La historia de ese amor está ampliamente recogida en Bodas en casa, lo más parecido que uno puede encontrar a una autobiografía entre los muchos libros de Hrabal. La trilogía que componen estas memorias se empezó a escribir en 1982 y concluyó con la edición de Terrenos yermos en 1985. Un año antes, un periodista húngaro llamado László Szigeti le preguntó a Hrabal si tenía familia, él respondió: “Esposa sí, hijos no. Quizá por eso no escribo libros para niños. Si hubiera tenido hijos, supongo que también habría escrito algo para ellos, no lo sé. También es cierto que, de haberlos tenido, ¿dónde estaría la escritura? Estoy seguro de que me ocuparía de los niños y ni siquiera pensaría en escribir, porque, para mí, la mujer y la familia significan más que cualquier otra cosa. Pero, si no tienes hijos, ¿qué deberías hacer? Podrías ahorcarte o escribir. Escribir es una defensa contra el aburrimiento, pero también es una cura para la melancolía. Si no has tenido hijos, ¿qué debes hacer? Seguir escribiendo, para curarte de la melancolía y la soledad”.
....
Di si cada afirmación concuerda con el fragmento seleccionado y responde sí o no, citando las palabras del texto que lo deciden: (a) La trilogía de memorias se empezó a escribir en 1982. (b) László Szigeti era un periodista checo. (c) Hrabal contestó que tenía esposa e hijos.
....
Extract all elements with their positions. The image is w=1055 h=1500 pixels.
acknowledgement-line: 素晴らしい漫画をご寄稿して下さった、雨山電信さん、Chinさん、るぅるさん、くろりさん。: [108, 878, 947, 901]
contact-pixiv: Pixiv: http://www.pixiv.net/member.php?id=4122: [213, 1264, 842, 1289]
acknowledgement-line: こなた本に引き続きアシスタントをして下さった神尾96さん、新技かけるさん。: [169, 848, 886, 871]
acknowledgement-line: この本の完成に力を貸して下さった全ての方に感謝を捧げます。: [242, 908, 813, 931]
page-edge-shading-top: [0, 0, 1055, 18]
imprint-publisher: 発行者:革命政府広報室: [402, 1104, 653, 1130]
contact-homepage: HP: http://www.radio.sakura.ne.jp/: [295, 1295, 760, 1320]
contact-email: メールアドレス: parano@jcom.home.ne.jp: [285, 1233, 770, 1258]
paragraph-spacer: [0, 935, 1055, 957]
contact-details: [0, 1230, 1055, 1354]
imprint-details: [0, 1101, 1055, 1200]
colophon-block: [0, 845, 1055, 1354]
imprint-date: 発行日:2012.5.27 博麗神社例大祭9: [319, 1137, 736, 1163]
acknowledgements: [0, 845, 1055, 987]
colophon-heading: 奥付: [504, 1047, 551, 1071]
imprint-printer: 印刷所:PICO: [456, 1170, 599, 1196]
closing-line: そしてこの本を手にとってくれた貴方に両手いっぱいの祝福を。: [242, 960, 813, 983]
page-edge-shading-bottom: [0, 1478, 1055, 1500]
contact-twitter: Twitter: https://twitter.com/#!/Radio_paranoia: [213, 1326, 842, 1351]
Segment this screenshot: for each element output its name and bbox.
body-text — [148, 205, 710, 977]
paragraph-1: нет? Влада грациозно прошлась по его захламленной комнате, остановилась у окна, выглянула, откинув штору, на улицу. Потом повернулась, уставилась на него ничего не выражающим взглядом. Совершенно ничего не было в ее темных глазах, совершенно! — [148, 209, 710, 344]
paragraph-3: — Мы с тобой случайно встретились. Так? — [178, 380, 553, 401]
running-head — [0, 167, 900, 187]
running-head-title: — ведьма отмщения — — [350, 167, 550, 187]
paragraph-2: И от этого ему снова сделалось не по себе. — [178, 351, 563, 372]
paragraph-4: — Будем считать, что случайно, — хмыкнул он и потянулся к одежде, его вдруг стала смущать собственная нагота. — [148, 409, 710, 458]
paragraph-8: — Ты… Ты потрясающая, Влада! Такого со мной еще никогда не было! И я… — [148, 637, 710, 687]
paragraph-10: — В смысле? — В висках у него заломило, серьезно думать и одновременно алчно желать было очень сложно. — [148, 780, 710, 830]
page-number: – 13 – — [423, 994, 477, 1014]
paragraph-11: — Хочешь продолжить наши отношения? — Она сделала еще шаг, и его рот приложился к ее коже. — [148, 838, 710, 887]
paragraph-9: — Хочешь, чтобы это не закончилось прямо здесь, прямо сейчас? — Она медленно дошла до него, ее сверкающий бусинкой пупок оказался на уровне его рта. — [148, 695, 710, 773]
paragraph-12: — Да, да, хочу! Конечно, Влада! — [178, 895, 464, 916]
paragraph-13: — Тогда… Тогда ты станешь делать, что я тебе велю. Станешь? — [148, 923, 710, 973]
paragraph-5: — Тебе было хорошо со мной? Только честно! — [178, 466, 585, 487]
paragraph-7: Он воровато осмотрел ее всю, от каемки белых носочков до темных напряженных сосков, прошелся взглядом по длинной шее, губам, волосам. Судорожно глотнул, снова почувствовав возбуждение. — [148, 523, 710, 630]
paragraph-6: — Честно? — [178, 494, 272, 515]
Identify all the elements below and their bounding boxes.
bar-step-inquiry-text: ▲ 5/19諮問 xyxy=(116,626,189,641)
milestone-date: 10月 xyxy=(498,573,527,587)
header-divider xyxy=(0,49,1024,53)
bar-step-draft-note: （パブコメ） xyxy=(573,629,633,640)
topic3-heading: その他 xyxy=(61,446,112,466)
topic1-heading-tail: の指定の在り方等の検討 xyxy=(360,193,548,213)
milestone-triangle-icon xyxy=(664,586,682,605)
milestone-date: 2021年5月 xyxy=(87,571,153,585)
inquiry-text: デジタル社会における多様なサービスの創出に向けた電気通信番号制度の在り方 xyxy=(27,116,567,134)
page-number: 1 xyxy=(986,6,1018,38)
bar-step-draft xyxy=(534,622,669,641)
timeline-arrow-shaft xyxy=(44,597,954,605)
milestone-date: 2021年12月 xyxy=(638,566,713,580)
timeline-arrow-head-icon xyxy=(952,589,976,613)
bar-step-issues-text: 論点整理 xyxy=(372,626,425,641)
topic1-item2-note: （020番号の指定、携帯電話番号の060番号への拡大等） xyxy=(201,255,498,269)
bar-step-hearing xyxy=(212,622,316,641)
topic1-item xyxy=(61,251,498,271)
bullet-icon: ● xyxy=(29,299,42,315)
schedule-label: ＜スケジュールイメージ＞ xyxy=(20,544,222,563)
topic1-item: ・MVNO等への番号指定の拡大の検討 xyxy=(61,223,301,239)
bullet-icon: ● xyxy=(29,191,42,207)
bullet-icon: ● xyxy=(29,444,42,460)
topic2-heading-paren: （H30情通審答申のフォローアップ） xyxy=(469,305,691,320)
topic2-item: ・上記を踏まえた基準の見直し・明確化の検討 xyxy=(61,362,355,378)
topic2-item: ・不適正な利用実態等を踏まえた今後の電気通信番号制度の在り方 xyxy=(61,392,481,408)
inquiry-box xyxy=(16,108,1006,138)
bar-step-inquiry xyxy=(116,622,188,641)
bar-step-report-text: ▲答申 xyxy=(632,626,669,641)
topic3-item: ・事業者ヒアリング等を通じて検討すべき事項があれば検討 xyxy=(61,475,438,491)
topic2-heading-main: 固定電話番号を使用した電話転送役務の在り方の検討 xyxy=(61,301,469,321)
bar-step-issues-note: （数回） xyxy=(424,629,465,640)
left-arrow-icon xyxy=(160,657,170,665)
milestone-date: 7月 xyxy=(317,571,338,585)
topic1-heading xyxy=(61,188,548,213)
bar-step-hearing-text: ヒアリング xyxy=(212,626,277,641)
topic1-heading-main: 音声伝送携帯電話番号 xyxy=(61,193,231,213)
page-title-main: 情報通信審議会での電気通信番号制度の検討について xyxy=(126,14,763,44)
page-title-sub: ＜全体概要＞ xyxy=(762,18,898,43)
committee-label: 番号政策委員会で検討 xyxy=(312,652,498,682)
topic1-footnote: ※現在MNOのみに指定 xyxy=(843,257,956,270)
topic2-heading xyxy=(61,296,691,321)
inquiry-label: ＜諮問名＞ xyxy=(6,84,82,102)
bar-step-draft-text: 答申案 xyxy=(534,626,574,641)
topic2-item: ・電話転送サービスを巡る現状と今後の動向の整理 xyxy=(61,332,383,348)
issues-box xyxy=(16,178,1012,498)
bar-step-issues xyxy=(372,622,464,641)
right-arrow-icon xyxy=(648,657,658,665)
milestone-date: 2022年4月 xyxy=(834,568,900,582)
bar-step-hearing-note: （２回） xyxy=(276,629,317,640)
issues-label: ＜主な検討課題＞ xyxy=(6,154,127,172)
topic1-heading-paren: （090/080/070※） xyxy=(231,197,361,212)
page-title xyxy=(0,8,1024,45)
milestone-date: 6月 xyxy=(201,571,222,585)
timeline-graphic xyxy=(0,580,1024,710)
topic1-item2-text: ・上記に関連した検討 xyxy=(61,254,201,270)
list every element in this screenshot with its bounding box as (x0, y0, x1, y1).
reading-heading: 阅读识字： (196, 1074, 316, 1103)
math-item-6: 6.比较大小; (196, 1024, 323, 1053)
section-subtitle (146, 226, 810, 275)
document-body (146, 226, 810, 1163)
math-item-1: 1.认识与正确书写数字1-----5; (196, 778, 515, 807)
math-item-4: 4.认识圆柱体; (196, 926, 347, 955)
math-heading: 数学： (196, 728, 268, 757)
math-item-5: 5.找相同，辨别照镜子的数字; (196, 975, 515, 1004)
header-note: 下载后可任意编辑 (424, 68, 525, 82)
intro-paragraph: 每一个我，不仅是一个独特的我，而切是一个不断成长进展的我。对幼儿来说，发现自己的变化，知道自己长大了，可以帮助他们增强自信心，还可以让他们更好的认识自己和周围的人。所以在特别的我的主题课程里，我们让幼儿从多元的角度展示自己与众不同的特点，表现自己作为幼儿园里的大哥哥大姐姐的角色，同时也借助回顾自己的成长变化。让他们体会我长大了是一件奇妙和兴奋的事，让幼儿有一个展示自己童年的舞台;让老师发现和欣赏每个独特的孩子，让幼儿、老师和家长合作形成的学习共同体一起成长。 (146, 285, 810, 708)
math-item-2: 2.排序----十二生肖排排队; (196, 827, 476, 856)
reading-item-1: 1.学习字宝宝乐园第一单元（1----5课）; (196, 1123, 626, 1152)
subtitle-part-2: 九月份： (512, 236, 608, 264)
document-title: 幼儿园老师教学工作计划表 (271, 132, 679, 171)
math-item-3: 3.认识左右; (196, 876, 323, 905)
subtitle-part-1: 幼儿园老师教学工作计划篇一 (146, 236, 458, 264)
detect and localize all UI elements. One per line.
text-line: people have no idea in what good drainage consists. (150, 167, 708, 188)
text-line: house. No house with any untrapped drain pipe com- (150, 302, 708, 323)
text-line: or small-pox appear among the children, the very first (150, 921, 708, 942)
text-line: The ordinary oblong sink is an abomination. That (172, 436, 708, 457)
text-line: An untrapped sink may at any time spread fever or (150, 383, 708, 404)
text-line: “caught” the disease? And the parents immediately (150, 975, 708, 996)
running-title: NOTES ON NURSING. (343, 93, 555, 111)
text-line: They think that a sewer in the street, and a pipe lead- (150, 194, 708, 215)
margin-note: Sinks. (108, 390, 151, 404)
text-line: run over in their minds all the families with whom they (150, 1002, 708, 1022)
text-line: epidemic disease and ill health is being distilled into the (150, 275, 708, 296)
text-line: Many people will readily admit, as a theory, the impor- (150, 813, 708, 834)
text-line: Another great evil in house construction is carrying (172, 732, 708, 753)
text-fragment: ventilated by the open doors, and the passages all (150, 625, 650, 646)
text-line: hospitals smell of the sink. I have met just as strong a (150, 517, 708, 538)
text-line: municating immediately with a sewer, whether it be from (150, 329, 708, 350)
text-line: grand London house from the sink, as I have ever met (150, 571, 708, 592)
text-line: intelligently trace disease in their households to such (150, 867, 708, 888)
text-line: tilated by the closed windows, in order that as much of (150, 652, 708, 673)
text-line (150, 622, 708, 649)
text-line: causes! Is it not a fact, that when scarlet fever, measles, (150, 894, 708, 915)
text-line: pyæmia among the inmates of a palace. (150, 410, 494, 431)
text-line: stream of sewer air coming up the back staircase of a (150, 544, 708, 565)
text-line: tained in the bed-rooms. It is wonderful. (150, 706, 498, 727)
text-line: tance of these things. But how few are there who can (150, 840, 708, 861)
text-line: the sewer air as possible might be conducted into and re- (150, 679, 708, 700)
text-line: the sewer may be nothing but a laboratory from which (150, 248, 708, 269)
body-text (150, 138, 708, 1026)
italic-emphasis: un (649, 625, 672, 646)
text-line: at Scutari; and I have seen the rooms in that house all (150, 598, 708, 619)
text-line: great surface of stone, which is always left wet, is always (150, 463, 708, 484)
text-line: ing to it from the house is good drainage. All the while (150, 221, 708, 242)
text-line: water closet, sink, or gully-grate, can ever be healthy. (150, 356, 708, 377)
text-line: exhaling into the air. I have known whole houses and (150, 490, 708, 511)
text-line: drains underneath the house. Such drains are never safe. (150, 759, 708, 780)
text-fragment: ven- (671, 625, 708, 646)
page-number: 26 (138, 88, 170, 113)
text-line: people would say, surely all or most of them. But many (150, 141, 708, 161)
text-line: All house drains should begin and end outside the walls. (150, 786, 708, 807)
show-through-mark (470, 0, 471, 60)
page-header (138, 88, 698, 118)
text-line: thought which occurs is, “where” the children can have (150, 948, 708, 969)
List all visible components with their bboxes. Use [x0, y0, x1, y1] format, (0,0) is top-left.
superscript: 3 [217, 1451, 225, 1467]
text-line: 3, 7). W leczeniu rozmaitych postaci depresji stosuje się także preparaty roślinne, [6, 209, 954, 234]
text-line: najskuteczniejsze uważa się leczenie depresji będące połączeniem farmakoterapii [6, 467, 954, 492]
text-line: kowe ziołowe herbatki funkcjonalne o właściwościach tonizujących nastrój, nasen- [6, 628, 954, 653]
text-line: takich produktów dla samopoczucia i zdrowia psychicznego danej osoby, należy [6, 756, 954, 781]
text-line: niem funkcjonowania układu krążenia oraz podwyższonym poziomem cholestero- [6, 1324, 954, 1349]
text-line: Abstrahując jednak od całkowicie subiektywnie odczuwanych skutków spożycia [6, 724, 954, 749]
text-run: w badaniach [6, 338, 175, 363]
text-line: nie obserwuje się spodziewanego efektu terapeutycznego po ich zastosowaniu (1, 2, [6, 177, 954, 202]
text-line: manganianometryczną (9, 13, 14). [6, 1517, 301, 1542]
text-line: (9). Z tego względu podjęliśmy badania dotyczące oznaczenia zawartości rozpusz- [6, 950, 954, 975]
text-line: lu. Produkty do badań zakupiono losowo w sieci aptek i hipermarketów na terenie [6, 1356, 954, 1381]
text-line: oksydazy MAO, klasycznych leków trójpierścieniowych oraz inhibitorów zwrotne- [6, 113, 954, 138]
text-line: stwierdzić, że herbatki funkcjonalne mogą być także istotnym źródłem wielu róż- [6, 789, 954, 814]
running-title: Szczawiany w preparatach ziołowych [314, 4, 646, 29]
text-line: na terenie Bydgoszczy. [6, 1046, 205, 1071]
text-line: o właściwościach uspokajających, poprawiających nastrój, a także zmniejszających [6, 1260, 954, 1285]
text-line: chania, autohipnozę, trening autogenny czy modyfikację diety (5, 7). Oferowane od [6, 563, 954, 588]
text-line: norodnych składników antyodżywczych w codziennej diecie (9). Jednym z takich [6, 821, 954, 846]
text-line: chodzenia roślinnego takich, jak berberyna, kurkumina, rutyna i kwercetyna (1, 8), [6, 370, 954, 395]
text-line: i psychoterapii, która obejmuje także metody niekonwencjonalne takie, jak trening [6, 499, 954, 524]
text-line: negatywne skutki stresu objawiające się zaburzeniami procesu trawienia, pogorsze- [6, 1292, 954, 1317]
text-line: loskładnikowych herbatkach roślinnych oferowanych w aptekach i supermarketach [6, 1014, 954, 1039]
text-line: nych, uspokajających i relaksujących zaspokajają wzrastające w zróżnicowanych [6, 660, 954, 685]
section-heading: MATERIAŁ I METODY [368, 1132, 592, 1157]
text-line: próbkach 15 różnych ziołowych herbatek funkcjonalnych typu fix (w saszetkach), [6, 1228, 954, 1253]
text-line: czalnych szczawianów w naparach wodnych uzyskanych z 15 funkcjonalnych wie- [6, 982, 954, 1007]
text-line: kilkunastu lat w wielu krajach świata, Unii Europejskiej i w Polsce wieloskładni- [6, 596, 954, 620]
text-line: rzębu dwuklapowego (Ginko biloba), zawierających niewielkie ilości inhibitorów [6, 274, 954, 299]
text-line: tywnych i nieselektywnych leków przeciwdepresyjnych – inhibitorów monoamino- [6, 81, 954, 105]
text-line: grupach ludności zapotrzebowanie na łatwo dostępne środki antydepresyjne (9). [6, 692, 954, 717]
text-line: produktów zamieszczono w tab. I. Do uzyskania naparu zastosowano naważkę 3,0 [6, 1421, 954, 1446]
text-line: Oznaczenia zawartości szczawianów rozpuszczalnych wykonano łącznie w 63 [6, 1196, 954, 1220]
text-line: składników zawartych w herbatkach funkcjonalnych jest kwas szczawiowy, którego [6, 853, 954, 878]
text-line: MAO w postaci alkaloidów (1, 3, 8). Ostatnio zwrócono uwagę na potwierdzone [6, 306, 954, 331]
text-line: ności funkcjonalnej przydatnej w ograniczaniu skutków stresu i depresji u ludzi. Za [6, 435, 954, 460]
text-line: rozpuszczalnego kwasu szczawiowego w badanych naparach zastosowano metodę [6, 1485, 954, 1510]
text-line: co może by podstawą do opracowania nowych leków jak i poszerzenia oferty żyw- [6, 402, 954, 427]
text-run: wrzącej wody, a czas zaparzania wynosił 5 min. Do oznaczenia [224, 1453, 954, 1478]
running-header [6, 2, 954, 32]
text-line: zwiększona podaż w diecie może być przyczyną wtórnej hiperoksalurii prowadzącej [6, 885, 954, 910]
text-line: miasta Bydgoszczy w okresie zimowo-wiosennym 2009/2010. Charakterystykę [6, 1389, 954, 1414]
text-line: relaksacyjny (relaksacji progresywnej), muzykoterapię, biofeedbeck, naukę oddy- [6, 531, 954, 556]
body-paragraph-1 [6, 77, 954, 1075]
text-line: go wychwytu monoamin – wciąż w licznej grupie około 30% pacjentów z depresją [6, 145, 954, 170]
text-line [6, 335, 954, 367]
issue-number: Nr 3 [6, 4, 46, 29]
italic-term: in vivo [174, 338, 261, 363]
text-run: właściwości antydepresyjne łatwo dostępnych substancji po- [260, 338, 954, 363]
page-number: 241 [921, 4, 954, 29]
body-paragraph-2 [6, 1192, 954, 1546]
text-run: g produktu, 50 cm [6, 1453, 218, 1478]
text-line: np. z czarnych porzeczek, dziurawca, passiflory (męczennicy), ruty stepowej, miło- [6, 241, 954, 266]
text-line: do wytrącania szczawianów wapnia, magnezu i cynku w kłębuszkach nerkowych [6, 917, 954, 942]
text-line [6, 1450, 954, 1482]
....
:: Respuesta ::
(a) Sí: "se empezó a escribir en 1982".
(b) No: "un periodista húngaro llamado László Szigeti".
(c) No: "Esposa sí, hijos no."